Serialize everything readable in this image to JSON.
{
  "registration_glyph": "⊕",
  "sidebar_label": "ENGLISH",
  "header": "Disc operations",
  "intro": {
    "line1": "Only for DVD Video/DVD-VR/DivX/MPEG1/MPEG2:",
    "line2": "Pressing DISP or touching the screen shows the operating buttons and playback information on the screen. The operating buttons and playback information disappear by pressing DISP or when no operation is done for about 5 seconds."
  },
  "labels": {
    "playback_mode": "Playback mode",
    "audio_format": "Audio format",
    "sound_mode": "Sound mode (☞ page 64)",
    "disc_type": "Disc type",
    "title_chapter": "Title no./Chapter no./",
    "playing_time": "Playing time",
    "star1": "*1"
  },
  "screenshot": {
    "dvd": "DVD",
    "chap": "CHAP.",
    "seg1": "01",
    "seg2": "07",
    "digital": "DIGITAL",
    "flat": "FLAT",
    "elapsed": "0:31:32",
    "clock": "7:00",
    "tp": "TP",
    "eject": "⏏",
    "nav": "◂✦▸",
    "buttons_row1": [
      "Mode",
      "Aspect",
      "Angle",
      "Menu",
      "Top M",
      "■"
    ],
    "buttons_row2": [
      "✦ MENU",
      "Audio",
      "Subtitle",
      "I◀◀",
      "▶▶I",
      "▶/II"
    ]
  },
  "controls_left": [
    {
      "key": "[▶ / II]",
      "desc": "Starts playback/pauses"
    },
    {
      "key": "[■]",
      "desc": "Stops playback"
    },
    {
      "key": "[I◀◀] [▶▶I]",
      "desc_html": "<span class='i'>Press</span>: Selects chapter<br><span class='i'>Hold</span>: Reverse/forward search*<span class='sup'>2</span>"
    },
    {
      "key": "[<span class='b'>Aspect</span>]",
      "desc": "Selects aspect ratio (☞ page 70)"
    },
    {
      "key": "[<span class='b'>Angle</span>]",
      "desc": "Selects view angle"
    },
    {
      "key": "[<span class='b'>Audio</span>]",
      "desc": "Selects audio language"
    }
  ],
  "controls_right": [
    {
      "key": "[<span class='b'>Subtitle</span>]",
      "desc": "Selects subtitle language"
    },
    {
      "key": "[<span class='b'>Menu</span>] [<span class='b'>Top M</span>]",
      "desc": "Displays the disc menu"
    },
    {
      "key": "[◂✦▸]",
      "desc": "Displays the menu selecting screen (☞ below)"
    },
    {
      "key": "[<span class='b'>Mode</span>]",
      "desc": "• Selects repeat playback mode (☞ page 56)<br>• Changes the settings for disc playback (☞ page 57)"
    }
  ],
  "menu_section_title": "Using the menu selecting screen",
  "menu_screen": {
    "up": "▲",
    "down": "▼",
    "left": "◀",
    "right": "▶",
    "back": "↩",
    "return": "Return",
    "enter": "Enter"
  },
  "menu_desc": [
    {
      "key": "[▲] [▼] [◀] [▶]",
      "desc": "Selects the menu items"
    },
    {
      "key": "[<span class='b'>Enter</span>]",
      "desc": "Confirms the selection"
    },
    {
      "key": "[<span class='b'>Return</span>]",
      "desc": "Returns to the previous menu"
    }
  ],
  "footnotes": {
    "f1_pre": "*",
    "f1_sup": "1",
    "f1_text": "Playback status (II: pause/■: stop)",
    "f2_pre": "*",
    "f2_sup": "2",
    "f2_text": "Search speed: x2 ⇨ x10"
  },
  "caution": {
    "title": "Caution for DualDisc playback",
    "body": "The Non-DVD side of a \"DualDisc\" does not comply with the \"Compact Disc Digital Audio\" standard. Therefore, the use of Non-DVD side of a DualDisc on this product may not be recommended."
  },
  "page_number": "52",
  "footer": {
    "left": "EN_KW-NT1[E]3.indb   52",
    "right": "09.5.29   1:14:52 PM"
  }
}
********************
_Problem to work on_:
In the entries above, count each line with "Displays"; reply with the total only.

_Full answer_:
2